WHAT IS NEEDED: Within the data that follows, how many lines carry the string "Patch"? Give the number alone.

Dataset items:
%%

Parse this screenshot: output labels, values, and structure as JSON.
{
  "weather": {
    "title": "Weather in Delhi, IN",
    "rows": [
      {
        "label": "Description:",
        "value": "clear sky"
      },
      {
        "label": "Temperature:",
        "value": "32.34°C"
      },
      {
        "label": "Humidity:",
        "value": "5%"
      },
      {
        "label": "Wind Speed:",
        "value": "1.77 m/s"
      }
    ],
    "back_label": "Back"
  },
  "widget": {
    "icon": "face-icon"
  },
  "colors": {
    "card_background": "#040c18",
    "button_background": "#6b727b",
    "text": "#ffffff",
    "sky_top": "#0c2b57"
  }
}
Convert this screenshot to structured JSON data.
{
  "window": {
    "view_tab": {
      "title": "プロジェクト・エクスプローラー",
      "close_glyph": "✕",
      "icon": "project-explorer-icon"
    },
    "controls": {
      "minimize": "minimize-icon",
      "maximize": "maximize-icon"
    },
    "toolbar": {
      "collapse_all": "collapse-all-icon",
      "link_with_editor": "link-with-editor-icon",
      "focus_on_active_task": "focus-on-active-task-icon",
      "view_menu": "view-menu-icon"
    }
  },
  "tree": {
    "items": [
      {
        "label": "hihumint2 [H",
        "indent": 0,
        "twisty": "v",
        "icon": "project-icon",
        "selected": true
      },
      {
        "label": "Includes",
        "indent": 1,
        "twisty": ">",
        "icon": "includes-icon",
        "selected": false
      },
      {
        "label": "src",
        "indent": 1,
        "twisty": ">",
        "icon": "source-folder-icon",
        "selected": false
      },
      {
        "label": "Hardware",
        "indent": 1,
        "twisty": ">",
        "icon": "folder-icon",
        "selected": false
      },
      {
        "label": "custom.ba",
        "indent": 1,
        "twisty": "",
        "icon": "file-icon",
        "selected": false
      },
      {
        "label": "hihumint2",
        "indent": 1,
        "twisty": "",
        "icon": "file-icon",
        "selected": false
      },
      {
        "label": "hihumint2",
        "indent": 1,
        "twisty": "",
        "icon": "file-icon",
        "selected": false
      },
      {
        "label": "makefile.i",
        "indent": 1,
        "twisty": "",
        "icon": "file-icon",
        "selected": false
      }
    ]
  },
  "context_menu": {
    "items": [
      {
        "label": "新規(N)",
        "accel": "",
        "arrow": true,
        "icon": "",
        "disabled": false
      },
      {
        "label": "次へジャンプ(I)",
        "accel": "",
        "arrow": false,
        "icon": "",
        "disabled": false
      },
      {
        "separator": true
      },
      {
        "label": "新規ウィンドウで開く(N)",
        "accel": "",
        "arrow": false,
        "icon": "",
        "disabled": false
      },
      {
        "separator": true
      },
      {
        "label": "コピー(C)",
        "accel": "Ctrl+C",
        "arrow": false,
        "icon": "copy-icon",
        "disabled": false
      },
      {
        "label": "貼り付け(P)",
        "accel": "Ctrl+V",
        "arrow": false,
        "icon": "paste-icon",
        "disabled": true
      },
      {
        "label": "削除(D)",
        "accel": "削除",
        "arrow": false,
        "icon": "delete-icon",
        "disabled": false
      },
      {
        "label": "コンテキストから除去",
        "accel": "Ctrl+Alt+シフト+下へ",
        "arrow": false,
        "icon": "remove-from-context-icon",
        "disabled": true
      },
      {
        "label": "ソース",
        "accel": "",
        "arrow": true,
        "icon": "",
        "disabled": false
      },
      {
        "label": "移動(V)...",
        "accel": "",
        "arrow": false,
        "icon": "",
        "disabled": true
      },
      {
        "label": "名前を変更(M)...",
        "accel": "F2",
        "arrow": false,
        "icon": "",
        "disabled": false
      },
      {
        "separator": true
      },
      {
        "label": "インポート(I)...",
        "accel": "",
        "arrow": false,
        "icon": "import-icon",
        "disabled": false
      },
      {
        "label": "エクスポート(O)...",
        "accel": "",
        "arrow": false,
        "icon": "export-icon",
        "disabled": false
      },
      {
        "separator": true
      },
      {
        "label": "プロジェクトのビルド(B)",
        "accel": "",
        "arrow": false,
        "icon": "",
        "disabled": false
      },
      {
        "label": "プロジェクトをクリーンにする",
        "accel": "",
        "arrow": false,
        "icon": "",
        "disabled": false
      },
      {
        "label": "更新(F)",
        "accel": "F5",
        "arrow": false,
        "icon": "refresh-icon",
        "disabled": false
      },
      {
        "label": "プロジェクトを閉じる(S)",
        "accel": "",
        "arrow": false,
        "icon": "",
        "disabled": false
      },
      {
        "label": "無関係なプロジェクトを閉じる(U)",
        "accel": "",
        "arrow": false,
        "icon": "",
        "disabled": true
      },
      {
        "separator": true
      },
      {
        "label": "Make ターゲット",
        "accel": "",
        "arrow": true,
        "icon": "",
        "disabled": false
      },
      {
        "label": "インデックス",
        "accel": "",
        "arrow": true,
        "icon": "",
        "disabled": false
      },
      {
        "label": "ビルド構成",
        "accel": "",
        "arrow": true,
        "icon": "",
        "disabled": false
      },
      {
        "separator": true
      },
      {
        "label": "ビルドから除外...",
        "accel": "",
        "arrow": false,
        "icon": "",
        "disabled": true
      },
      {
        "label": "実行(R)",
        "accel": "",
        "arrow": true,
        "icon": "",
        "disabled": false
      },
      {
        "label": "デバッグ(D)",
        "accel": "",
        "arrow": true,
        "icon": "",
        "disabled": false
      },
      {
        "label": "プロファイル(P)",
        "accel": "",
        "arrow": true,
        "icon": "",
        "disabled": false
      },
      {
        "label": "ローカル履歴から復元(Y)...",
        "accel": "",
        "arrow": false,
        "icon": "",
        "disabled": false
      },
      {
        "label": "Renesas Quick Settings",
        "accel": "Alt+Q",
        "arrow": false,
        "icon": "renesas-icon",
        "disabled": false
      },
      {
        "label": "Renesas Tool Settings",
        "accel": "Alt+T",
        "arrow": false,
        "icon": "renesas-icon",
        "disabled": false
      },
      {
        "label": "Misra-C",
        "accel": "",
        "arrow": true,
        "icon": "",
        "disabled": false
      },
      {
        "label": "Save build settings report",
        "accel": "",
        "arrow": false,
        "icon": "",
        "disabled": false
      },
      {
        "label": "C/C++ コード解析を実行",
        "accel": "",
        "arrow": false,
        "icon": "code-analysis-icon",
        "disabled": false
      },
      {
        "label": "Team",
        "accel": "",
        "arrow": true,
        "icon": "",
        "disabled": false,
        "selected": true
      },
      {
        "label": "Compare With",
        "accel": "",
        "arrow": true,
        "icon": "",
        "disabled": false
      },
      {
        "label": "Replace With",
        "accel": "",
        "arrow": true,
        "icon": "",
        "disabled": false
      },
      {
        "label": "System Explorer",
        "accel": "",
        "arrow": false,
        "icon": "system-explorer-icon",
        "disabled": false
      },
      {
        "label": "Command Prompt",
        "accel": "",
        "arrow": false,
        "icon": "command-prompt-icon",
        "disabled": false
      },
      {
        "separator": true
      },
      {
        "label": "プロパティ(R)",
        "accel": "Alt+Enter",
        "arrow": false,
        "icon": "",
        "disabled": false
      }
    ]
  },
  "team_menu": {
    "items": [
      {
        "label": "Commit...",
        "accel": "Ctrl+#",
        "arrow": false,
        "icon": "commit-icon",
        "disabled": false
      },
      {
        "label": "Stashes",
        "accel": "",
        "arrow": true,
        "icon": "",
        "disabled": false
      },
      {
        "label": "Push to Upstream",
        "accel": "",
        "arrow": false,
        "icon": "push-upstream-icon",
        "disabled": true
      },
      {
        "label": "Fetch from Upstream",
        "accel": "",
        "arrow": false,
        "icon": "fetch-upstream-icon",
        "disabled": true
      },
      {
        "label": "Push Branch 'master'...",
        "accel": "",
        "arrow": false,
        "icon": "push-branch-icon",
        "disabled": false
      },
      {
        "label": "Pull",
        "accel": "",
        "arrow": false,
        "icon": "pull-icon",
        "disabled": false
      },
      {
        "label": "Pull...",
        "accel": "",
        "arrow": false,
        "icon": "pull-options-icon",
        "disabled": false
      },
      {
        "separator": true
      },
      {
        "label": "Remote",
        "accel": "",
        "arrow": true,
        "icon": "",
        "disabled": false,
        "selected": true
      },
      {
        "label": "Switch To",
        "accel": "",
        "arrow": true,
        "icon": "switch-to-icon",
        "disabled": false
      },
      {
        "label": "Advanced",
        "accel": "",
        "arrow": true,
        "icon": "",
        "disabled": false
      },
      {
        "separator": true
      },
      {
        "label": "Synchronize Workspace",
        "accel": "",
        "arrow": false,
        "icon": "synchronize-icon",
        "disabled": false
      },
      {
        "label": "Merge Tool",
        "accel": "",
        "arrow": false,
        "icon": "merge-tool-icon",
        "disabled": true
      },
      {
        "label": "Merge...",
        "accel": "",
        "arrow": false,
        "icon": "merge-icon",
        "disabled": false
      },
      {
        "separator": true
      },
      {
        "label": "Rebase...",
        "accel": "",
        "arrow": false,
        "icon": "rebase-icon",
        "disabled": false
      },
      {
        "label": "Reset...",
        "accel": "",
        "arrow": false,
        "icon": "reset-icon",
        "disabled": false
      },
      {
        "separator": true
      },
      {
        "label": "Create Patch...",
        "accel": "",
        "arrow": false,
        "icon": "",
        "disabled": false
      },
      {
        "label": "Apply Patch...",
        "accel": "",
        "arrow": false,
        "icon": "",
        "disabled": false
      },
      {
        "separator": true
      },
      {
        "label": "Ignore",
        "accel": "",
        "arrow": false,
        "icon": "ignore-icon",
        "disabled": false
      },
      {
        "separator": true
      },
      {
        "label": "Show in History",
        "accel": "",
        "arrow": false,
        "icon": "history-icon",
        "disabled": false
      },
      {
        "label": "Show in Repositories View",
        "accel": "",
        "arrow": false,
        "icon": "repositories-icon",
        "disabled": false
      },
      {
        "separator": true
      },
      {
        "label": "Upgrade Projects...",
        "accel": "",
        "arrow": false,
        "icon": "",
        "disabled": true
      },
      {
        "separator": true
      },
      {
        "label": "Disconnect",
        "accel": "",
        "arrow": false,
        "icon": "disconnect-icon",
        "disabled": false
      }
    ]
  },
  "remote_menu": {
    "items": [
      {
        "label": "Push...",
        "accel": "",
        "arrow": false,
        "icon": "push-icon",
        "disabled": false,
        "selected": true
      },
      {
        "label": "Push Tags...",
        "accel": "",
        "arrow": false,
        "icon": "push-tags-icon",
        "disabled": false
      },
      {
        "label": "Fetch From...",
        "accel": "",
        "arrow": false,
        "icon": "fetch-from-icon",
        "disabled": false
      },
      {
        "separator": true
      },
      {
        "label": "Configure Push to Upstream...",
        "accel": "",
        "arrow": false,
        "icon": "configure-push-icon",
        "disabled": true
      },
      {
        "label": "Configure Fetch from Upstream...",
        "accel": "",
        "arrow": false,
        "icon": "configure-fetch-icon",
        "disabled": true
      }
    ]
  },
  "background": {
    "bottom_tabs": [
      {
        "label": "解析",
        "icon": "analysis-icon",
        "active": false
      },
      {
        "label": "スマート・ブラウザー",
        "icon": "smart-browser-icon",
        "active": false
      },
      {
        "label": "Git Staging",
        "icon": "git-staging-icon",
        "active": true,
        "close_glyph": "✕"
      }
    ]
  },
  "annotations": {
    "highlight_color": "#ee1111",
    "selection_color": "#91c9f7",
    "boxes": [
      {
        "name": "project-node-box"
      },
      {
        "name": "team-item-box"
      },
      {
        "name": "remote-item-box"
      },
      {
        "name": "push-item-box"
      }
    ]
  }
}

%%

REPLY TO THE EXERCISE: 2